### SET TASK
Transcribe the whole listing below without changing a word, but leave out every image.

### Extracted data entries
★ ★ ★
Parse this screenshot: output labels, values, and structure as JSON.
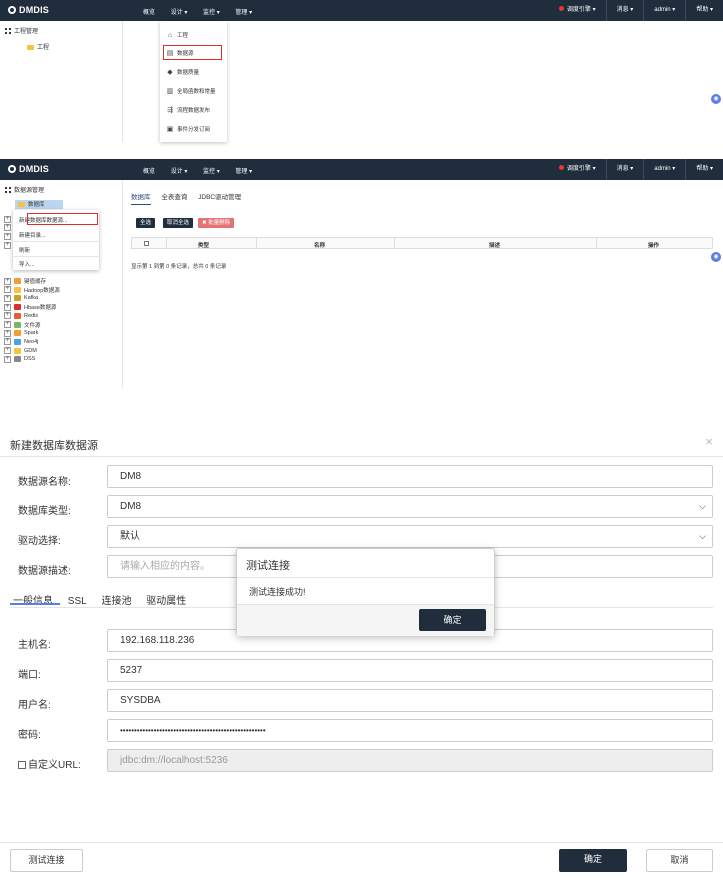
{
  "app": {
    "logo": "DMDIS"
  },
  "topnav": {
    "overview": "概览",
    "design": "设计 ▾",
    "monitor": "监控 ▾",
    "manage": "管理 ▾"
  },
  "topright": {
    "engine": "调度引擎 ▾",
    "messages": "消息 ▾",
    "user": "admin ▾",
    "help": "帮助 ▾"
  },
  "colors": {
    "navbar": "#1f2d3d",
    "highlight": "#d9302c",
    "accent": "#5b7de6"
  },
  "s1": {
    "sidebar_title": "工程管理",
    "project_node": "工程",
    "design_menu": [
      {
        "icon": "project-icon",
        "label": "工程"
      },
      {
        "icon": "database-icon",
        "label": "数据源"
      },
      {
        "icon": "quality-icon",
        "label": "数据质量"
      },
      {
        "icon": "chart-icon",
        "label": "全局函数和常量"
      },
      {
        "icon": "publish-icon",
        "label": "流程数据发布"
      },
      {
        "icon": "subscribe-icon",
        "label": "事件分发订阅"
      }
    ]
  },
  "s2": {
    "sidebar_title": "数据源管理",
    "root_node": "数据库",
    "context_menu": {
      "new_db_source": "新建数据库数据源...",
      "new_dir": "新建目录...",
      "refresh": "刷新",
      "import": "导入..."
    },
    "tree": [
      {
        "label": "键值缓存",
        "color": "#f0a030"
      },
      {
        "label": "Hadoop数据源",
        "color": "#f6c342"
      },
      {
        "label": "Kafka",
        "color": "#c9a227"
      },
      {
        "label": "Hbase数据源",
        "color": "#d9302c"
      },
      {
        "label": "Redis",
        "color": "#e85d2a"
      },
      {
        "label": "文件源",
        "color": "#7bb661"
      },
      {
        "label": "Spark",
        "color": "#f0a030"
      },
      {
        "label": "Neo4j",
        "color": "#4aa3df"
      },
      {
        "label": "GDM",
        "color": "#f6c342"
      },
      {
        "label": "DSS",
        "color": "#888888"
      }
    ],
    "tabs": [
      "数据库",
      "全表查询",
      "JDBC驱动管理"
    ],
    "buttons": {
      "select_all": "全选",
      "unselect_all": "取消全选",
      "batch_delete": "✖ 批量删除"
    },
    "columns": {
      "type": "类型",
      "name": "名称",
      "desc": "描述",
      "ops": "操作"
    },
    "records": "显示第 1 到第 0 条记录，总共 0 条记录"
  },
  "dialog": {
    "title": "新建数据库数据源",
    "fields": {
      "name_label": "数据源名称:",
      "name_value": "DM8",
      "type_label": "数据库类型:",
      "type_value": "DM8",
      "driver_label": "驱动选择:",
      "driver_value": "默认",
      "desc_label": "数据源描述:",
      "desc_placeholder": "请输入相应的内容。"
    },
    "tabs": [
      "一般信息",
      "SSL",
      "连接池",
      "驱动属性"
    ],
    "conn": {
      "host_label": "主机名:",
      "host_value": "192.168.118.236",
      "port_label": "端口:",
      "port_value": "5237",
      "user_label": "用户名:",
      "user_value": "SYSDBA",
      "pwd_label": "密码:",
      "pwd_value": "••••••••••••••••••••••••••••••••••••••••••••••••••••",
      "url_label": "自定义URL:",
      "url_value": "jdbc:dm://localhost:5236"
    },
    "popup": {
      "title": "测试连接",
      "message": "测试连接成功!",
      "ok": "确定"
    },
    "footer": {
      "test": "测试连接",
      "ok": "确定",
      "cancel": "取消"
    }
  }
}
★ ★ ★
### WRITTEN REPLY
Parse this screenshot: output labels, values, and structure as JSON.
{
  "app": {
    "logo": "DMDIS"
  },
  "topnav": {
    "overview": "概览",
    "design": "设计 ▾",
    "monitor": "监控 ▾",
    "manage": "管理 ▾"
  },
  "topright": {
    "engine": "调度引擎 ▾",
    "messages": "消息 ▾",
    "user": "admin ▾",
    "help": "帮助 ▾"
  },
  "colors": {
    "navbar": "#1f2d3d",
    "highlight": "#d9302c",
    "accent": "#5b7de6"
  },
  "s1": {
    "sidebar_title": "工程管理",
    "project_node": "工程",
    "design_menu": [
      {
        "icon": "project-icon",
        "label": "工程"
      },
      {
        "icon": "database-icon",
        "label": "数据源"
      },
      {
        "icon": "quality-icon",
        "label": "数据质量"
      },
      {
        "icon": "chart-icon",
        "label": "全局函数和常量"
      },
      {
        "icon": "publish-icon",
        "label": "流程数据发布"
      },
      {
        "icon": "subscribe-icon",
        "label": "事件分发订阅"
      }
    ]
  },
  "s2": {
    "sidebar_title": "数据源管理",
    "root_node": "数据库",
    "context_menu": {
      "new_db_source": "新建数据库数据源...",
      "new_dir": "新建目录...",
      "refresh": "刷新",
      "import": "导入..."
    },
    "tree": [
      {
        "label": "键值缓存",
        "color": "#f0a030"
      },
      {
        "label": "Hadoop数据源",
        "color": "#f6c342"
      },
      {
        "label": "Kafka",
        "color": "#c9a227"
      },
      {
        "label": "Hbase数据源",
        "color": "#d9302c"
      },
      {
        "label": "Redis",
        "color": "#e85d2a"
      },
      {
        "label": "文件源",
        "color": "#7bb661"
      },
      {
        "label": "Spark",
        "color": "#f0a030"
      },
      {
        "label": "Neo4j",
        "color": "#4aa3df"
      },
      {
        "label": "GDM",
        "color": "#f6c342"
      },
      {
        "label": "DSS",
        "color": "#888888"
      }
    ],
    "tabs": [
      "数据库",
      "全表查询",
      "JDBC驱动管理"
    ],
    "buttons": {
      "select_all": "全选",
      "unselect_all": "取消全选",
      "batch_delete": "✖ 批量删除"
    },
    "columns": {
      "type": "类型",
      "name": "名称",
      "desc": "描述",
      "ops": "操作"
    },
    "records": "显示第 1 到第 0 条记录，总共 0 条记录"
  },
  "dialog": {
    "title": "新建数据库数据源",
    "fields": {
      "name_label": "数据源名称:",
      "name_value": "DM8",
      "type_label": "数据库类型:",
      "type_value": "DM8",
      "driver_label": "驱动选择:",
      "driver_value": "默认",
      "desc_label": "数据源描述:",
      "desc_placeholder": "请输入相应的内容。"
    },
    "tabs": [
      "一般信息",
      "SSL",
      "连接池",
      "驱动属性"
    ],
    "conn": {
      "host_label": "主机名:",
      "host_value": "192.168.118.236",
      "port_label": "端口:",
      "port_value": "5237",
      "user_label": "用户名:",
      "user_value": "SYSDBA",
      "pwd_label": "密码:",
      "pwd_value": "••••••••••••••••••••••••••••••••••••••••••••••••••••",
      "url_label": "自定义URL:",
      "url_value": "jdbc:dm://localhost:5236"
    },
    "popup": {
      "title": "测试连接",
      "message": "测试连接成功!",
      "ok": "确定"
    },
    "footer": {
      "test": "测试连接",
      "ok": "确定",
      "cancel": "取消"
    }
  }
}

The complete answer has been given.